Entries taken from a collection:
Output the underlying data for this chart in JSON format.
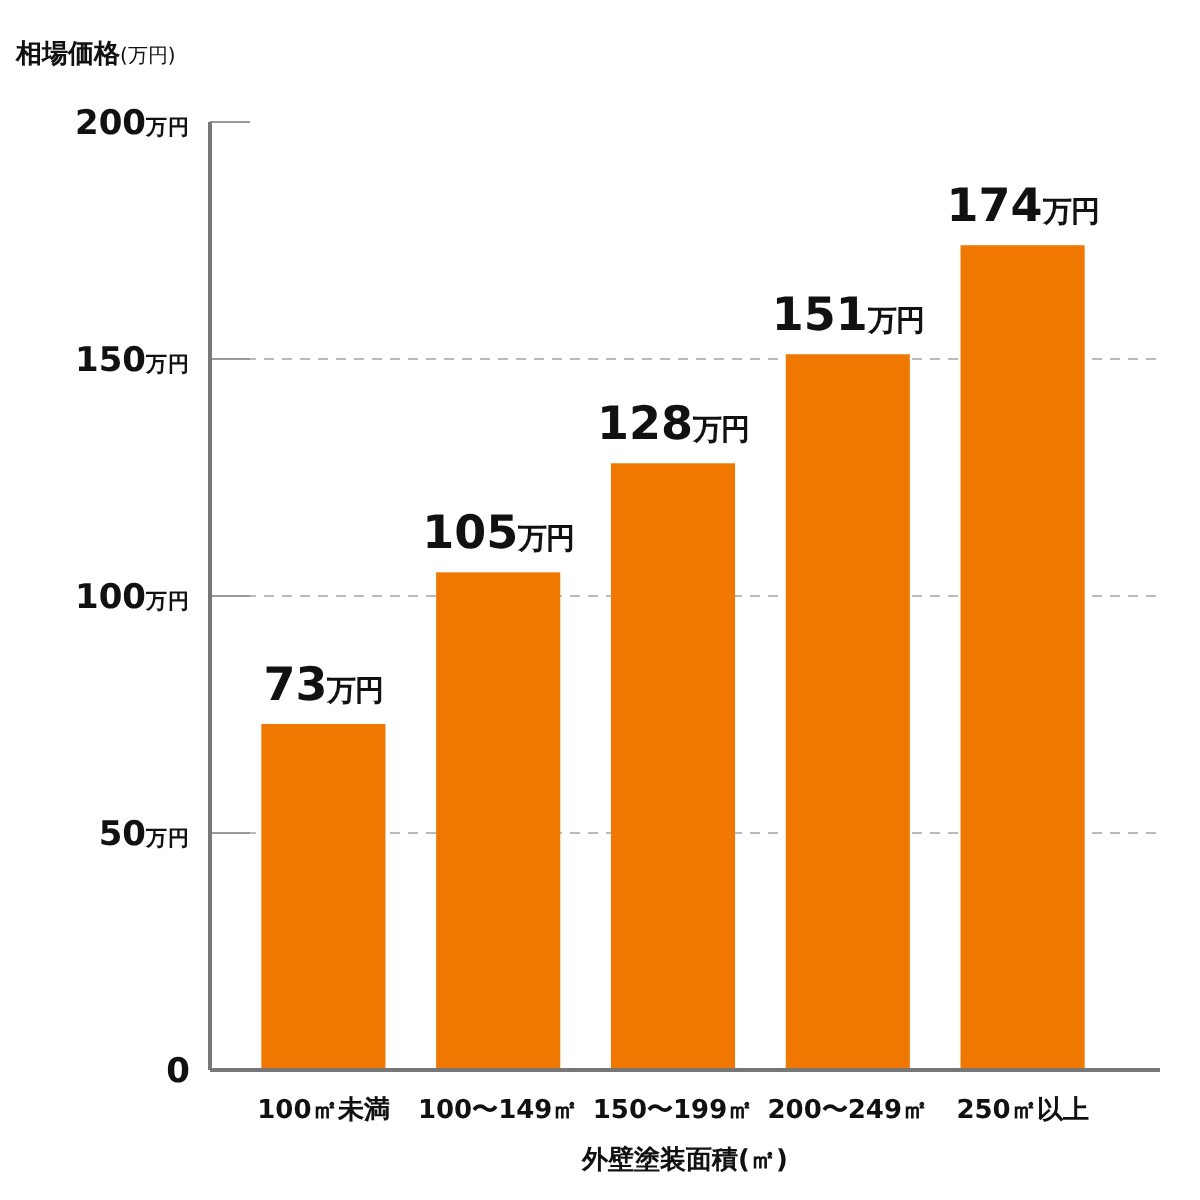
{
  "chart_data": {
    "type": "bar",
    "ylabel": "相場価格(万円)",
    "xlabel": "外壁塗装面積(㎡)",
    "categories": [
      "100㎡未満",
      "100〜149㎡",
      "150〜199㎡",
      "200〜249㎡",
      "250㎡以上"
    ],
    "values": [
      73,
      105,
      128,
      151,
      174
    ],
    "value_labels": [
      "73万円",
      "105万円",
      "128万円",
      "151万円",
      "174万円"
    ],
    "color": "#f07800",
    "ylim": [
      0,
      200
    ],
    "yticks": [
      0,
      {
        "value": 50,
        "label": "50万円"
      },
      {
        "value": 100,
        "label": "100万円"
      },
      {
        "value": 150,
        "label": "150万円"
      },
      {
        "value": 200,
        "label": "200万円"
      }
    ],
    "grid": "y"
  }
}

## What the exercise asks
The listing above needs to be output again exactly. Don't include the pictures.

## Answer in full
Output the underlying data for this chart in JSON format.
{
  "chart_data": {
    "type": "bar",
    "ylabel": "相場価格(万円)",
    "xlabel": "外壁塗装面積(㎡)",
    "categories": [
      "100㎡未満",
      "100〜149㎡",
      "150〜199㎡",
      "200〜249㎡",
      "250㎡以上"
    ],
    "values": [
      73,
      105,
      128,
      151,
      174
    ],
    "value_labels": [
      "73万円",
      "105万円",
      "128万円",
      "151万円",
      "174万円"
    ],
    "color": "#f07800",
    "ylim": [
      0,
      200
    ],
    "yticks": [
      0,
      {
        "value": 50,
        "label": "50万円"
      },
      {
        "value": 100,
        "label": "100万円"
      },
      {
        "value": 150,
        "label": "150万円"
      },
      {
        "value": 200,
        "label": "200万円"
      }
    ],
    "grid": "y"
  }
}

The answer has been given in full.